Task statement - Go through the listing and write out all of it exactly.

---

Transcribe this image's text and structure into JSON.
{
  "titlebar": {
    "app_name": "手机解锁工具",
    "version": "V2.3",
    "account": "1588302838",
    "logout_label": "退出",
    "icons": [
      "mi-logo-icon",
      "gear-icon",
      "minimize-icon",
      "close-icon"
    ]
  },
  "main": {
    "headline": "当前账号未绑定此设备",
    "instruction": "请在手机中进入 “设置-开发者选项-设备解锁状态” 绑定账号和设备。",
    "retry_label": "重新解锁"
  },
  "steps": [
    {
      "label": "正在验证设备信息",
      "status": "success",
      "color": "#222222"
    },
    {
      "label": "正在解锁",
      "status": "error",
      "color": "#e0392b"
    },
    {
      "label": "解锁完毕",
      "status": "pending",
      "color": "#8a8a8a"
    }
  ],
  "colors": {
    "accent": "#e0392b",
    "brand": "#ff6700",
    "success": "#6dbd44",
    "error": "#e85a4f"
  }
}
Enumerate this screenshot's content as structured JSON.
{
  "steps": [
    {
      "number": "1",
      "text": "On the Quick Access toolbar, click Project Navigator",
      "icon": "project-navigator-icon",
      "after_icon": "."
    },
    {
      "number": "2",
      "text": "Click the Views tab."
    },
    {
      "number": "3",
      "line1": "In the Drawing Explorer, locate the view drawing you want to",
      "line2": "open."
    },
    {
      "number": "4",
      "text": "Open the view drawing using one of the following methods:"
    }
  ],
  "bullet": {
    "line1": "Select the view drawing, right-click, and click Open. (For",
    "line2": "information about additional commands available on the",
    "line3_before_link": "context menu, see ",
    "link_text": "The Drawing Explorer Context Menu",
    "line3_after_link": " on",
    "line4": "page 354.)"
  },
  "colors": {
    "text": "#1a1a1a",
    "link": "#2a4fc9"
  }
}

---

Solution for this exercise -
Transcribe this image's text and structure into JSON.
{
  "titlebar": {
    "app_name": "手机解锁工具",
    "version": "V2.3",
    "account": "1588302838",
    "logout_label": "退出",
    "icons": [
      "mi-logo-icon",
      "gear-icon",
      "minimize-icon",
      "close-icon"
    ]
  },
  "main": {
    "headline": "当前账号未绑定此设备",
    "instruction": "请在手机中进入 “设置-开发者选项-设备解锁状态” 绑定账号和设备。",
    "retry_label": "重新解锁"
  },
  "steps": [
    {
      "label": "正在验证设备信息",
      "status": "success",
      "color": "#222222"
    },
    {
      "label": "正在解锁",
      "status": "error",
      "color": "#e0392b"
    },
    {
      "label": "解锁完毕",
      "status": "pending",
      "color": "#8a8a8a"
    }
  ],
  "colors": {
    "accent": "#e0392b",
    "brand": "#ff6700",
    "success": "#6dbd44",
    "error": "#e85a4f"
  }
}
Enumerate this screenshot's content as structured JSON.
{
  "steps": [
    {
      "number": "1",
      "text": "On the Quick Access toolbar, click Project Navigator",
      "icon": "project-navigator-icon",
      "after_icon": "."
    },
    {
      "number": "2",
      "text": "Click the Views tab."
    },
    {
      "number": "3",
      "line1": "In the Drawing Explorer, locate the view drawing you want to",
      "line2": "open."
    },
    {
      "number": "4",
      "text": "Open the view drawing using one of the following methods:"
    }
  ],
  "bullet": {
    "line1": "Select the view drawing, right-click, and click Open. (For",
    "line2": "information about additional commands available on the",
    "line3_before_link": "context menu, see ",
    "link_text": "The Drawing Explorer Context Menu",
    "line3_after_link": " on",
    "line4": "page 354.)"
  },
  "colors": {
    "text": "#1a1a1a",
    "link": "#2a4fc9"
  }
}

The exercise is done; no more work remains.